>>>>

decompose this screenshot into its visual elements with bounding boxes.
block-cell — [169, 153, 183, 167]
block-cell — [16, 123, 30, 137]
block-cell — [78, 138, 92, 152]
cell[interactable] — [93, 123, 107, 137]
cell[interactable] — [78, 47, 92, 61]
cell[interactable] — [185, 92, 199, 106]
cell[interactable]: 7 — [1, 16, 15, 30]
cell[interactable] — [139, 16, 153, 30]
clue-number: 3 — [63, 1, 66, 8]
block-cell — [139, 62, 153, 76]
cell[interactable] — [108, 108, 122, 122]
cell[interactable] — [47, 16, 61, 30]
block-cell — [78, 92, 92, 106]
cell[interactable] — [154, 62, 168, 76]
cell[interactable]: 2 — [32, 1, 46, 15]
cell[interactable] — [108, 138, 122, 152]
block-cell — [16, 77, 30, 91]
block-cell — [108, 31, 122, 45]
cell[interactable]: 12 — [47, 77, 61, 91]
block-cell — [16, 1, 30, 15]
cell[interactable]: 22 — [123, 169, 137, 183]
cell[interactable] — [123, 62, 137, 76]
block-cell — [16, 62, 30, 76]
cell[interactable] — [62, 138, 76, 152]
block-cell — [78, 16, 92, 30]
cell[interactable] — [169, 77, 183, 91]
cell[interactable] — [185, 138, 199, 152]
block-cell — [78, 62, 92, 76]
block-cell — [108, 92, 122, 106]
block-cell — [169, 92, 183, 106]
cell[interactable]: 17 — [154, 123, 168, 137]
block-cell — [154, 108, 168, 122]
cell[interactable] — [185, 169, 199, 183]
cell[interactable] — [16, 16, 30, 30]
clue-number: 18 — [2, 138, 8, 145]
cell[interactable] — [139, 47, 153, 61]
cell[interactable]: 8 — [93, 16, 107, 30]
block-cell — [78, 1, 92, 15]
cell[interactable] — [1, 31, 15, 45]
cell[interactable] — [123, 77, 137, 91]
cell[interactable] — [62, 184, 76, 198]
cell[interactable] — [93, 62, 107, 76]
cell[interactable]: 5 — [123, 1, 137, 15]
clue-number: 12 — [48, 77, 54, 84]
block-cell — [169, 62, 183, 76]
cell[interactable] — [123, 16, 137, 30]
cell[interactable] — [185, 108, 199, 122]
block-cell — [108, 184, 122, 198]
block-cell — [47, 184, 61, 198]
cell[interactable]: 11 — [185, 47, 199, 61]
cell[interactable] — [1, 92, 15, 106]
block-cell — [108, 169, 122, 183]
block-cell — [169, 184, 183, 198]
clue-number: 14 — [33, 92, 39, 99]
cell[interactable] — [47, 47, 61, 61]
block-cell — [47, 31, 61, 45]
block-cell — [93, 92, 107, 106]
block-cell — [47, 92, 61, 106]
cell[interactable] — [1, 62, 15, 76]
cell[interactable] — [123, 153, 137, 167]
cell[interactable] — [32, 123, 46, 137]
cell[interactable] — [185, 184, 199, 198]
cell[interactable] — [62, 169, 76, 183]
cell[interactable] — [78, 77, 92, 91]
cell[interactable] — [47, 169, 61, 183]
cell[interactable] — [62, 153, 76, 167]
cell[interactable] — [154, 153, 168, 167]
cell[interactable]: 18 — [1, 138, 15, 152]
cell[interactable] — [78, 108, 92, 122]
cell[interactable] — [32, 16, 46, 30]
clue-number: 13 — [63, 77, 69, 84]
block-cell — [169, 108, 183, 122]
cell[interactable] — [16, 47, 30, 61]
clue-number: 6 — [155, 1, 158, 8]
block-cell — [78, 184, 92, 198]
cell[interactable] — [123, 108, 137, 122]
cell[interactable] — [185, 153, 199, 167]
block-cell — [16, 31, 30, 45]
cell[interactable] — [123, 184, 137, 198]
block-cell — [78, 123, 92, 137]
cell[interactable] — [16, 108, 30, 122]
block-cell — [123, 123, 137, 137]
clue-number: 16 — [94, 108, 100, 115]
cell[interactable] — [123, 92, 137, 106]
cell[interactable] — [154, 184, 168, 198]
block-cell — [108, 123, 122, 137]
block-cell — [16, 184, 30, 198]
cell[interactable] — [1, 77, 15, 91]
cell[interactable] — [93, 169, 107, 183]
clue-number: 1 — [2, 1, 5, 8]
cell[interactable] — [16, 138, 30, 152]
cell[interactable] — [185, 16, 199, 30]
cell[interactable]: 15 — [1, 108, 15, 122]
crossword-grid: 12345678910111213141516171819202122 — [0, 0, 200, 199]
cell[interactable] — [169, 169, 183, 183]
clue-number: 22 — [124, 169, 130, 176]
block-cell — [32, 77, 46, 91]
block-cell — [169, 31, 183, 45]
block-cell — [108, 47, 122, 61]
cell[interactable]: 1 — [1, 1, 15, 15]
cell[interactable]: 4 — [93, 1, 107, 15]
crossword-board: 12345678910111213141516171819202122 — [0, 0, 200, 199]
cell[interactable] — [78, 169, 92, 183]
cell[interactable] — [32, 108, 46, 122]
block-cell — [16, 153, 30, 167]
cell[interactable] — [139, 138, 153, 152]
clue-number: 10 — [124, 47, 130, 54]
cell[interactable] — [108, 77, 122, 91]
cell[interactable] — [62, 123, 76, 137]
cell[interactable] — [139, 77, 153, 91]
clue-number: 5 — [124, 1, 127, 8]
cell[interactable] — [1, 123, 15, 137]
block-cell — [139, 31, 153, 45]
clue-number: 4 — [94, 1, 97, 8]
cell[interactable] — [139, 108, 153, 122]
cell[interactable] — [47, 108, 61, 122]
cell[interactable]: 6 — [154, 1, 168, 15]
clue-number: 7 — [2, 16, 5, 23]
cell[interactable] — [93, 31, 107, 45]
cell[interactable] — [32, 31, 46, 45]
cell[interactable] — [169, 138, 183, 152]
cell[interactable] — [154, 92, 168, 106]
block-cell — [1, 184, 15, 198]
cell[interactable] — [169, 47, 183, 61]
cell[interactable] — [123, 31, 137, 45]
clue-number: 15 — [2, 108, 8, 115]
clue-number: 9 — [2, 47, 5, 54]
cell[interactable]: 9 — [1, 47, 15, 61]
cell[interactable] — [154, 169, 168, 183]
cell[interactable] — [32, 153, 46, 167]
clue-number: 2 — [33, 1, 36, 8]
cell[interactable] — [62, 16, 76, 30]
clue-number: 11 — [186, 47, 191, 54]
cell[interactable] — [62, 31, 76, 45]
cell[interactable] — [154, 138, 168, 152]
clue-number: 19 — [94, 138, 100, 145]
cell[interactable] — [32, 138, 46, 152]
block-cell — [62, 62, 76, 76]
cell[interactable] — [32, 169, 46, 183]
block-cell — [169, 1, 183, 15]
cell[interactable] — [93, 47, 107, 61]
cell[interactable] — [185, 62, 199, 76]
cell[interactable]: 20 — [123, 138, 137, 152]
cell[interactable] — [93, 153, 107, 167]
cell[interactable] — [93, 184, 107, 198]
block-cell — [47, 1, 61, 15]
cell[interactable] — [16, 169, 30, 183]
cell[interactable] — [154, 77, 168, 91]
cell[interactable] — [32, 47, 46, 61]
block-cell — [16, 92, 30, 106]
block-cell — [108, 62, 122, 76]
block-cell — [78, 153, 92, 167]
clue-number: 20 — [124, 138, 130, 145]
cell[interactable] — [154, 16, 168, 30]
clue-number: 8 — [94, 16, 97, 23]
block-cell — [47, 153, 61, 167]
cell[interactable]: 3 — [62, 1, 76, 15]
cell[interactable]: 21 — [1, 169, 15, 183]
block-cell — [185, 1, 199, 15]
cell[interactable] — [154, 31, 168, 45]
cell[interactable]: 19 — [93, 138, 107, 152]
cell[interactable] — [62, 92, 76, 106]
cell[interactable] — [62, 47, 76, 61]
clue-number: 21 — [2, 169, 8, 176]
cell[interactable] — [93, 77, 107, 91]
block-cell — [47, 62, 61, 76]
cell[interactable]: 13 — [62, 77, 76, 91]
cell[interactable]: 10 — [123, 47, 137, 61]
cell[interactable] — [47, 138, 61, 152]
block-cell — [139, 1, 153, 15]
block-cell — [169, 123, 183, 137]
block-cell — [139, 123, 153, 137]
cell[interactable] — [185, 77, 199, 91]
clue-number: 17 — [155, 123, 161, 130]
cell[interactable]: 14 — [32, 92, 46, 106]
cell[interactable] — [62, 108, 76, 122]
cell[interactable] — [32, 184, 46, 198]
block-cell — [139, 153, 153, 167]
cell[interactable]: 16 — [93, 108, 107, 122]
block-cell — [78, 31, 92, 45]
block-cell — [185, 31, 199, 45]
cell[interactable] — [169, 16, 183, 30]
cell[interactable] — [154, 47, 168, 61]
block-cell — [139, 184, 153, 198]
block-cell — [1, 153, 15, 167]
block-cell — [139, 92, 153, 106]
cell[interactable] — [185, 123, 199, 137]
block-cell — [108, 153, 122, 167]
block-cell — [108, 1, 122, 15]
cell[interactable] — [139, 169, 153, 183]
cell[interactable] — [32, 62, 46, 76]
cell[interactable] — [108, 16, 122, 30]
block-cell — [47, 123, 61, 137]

<<<<

§ **STATED TASK**: Update the stretch of data from its start through the line containing "cell[interactable] — [139, 16, 153, 30]" by changing every "block-cell" to "filled-square" and leaving all else as is. Return only those lines.

§ **THE RESPONSE**:
decompose this screenshot into its visual elements with bounding boxes.
filled-square — [169, 153, 183, 167]
filled-square — [16, 123, 30, 137]
filled-square — [78, 138, 92, 152]
cell[interactable] — [93, 123, 107, 137]
cell[interactable] — [78, 47, 92, 61]
cell[interactable] — [185, 92, 199, 106]
cell[interactable]: 7 — [1, 16, 15, 30]
cell[interactable] — [139, 16, 153, 30]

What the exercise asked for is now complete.